▸ TEKST ŹRÓDŁOWY:
Panoramy 360 już na dobre wkroczyły do naszej rzeczywistości, pozwalając nie tylko w niezwykły sposób eksplorować świat, ale również dając dostęp do nowego wymiaru rozrywki. Panono 360 to urządzenie umożliwiające uzyskanie takich obrazów. Wyróżnia się ciekawą funkcją, jaką jest możliwość podrzucenia kamery i wykonanie panoramy w momencie najwyższego położenia aparatu. Urządzenie składa się z 36 aparatów, tworzących panoramę o rozdzielczości 108 MP, którą następnie możemy swobodnie udostępniać i oglądać za pośrednictwem komputera lub urządzeń mobilnych. To tyle jeżeli chodzi o teorię. W celu sprawdzenia jak ten oryginalny aparat sprawdza się w praktyce, zapraszam do zapoznania się z testem.
Co znajdziemy w zestawie?

▸ CEL ZADANIA A:
Przepisz bez zmian fragment tekstu o aparacie Panono 360: wszystko od słów „Panoramy 360 już” aż do słów „się z testem.”.

▸ DANE WEJŚCIOWE:
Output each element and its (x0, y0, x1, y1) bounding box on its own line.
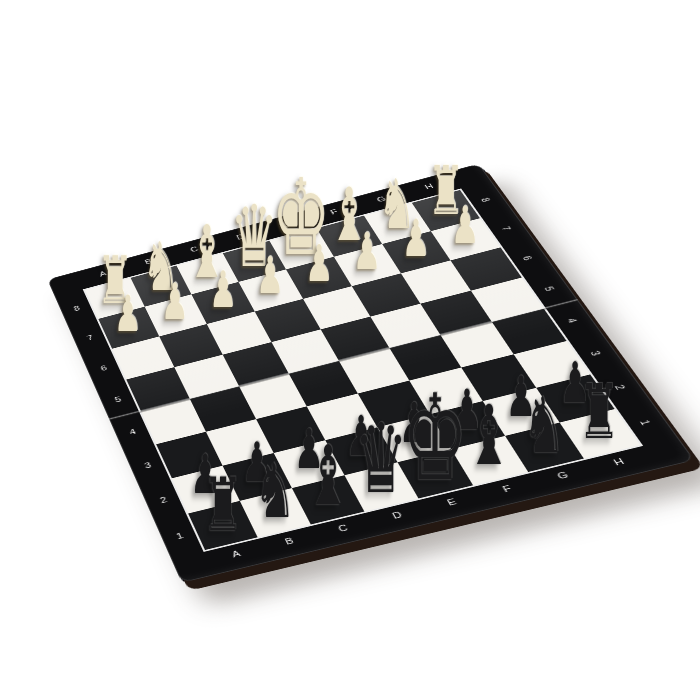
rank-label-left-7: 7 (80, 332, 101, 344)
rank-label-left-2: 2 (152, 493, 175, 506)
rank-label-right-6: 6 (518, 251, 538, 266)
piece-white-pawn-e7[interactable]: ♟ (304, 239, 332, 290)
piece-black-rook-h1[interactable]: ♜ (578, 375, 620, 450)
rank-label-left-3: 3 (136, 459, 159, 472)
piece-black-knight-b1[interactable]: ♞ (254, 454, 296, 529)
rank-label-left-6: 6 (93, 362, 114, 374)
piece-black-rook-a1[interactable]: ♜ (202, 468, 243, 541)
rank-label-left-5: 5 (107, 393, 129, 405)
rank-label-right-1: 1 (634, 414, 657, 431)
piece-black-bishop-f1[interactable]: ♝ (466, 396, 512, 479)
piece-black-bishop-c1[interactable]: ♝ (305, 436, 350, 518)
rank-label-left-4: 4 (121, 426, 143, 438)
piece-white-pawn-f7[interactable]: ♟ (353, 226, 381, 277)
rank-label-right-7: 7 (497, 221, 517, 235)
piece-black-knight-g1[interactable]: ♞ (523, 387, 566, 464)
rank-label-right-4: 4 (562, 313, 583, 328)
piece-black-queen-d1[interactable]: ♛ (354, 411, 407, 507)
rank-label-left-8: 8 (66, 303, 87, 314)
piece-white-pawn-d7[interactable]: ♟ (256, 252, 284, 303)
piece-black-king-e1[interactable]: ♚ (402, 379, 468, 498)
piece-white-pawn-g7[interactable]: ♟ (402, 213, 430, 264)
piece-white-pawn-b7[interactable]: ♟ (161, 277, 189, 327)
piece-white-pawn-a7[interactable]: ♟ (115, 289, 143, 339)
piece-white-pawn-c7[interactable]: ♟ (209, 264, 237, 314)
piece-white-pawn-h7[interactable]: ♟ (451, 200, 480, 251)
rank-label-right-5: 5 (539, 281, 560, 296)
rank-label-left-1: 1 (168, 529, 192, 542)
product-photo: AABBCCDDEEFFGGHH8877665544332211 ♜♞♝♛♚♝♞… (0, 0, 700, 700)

▸ CEL ZADANIA B:
Powtórz dosłownie wiersze z rekordów: wszystko od wiersza zawierającego „rank-label-left-7: 7 (80, 332, 101, 344)” aż do wiersza zawierającego „rank-label-left-1: 1 (168, 529, 192, 542)”, łącznie z oboma.

▸ PRZYKŁADOWE ROZWIĄZANIE A:
Panoramy 360 już na dobre wkroczyły do naszej rzeczywistości, pozwalając nie tylko w niezwykły sposób eksplorować świat, ale również dając dostęp do nowego wymiaru rozrywki. Panono 360 to urządzenie umożliwiające uzyskanie takich obrazów. Wyróżnia się ciekawą funkcją, jaką jest możliwość podrzucenia kamery i wykonanie panoramy w momencie najwyższego położenia aparatu. Urządzenie składa się z 36 aparatów, tworzących panoramę o rozdzielczości 108 MP, którą następnie możemy swobodnie udostępniać i oglądać za pośrednictwem komputera lub urządzeń mobilnych. To tyle jeżeli chodzi o teorię. W celu sprawdzenia jak ten oryginalny aparat sprawdza się w praktyce, zapraszam do zapoznania się z testem.

▸ PRZYKŁADOWE ROZWIĄZANIE B:
rank-label-left-7: 7 (80, 332, 101, 344)
rank-label-left-2: 2 (152, 493, 175, 506)
rank-label-right-6: 6 (518, 251, 538, 266)
piece-white-pawn-e7[interactable]: ♟ (304, 239, 332, 290)
piece-black-rook-h1[interactable]: ♜ (578, 375, 620, 450)
rank-label-left-3: 3 (136, 459, 159, 472)
piece-black-knight-b1[interactable]: ♞ (254, 454, 296, 529)
rank-label-left-6: 6 (93, 362, 114, 374)
piece-black-rook-a1[interactable]: ♜ (202, 468, 243, 541)
rank-label-left-5: 5 (107, 393, 129, 405)
rank-label-right-1: 1 (634, 414, 657, 431)
piece-black-bishop-f1[interactable]: ♝ (466, 396, 512, 479)
piece-black-bishop-c1[interactable]: ♝ (305, 436, 350, 518)
rank-label-left-4: 4 (121, 426, 143, 438)
piece-white-pawn-f7[interactable]: ♟ (353, 226, 381, 277)
rank-label-right-7: 7 (497, 221, 517, 235)
piece-black-knight-g1[interactable]: ♞ (523, 387, 566, 464)
rank-label-right-4: 4 (562, 313, 583, 328)
piece-black-queen-d1[interactable]: ♛ (354, 411, 407, 507)
rank-label-left-8: 8 (66, 303, 87, 314)
piece-white-pawn-d7[interactable]: ♟ (256, 252, 284, 303)
piece-black-king-e1[interactable]: ♚ (402, 379, 468, 498)
piece-white-pawn-g7[interactable]: ♟ (402, 213, 430, 264)
piece-white-pawn-b7[interactable]: ♟ (161, 277, 189, 327)
piece-white-pawn-a7[interactable]: ♟ (115, 289, 143, 339)
piece-white-pawn-c7[interactable]: ♟ (209, 264, 237, 314)
piece-white-pawn-h7[interactable]: ♟ (451, 200, 480, 251)
rank-label-right-5: 5 (539, 281, 560, 296)
rank-label-left-1: 1 (168, 529, 192, 542)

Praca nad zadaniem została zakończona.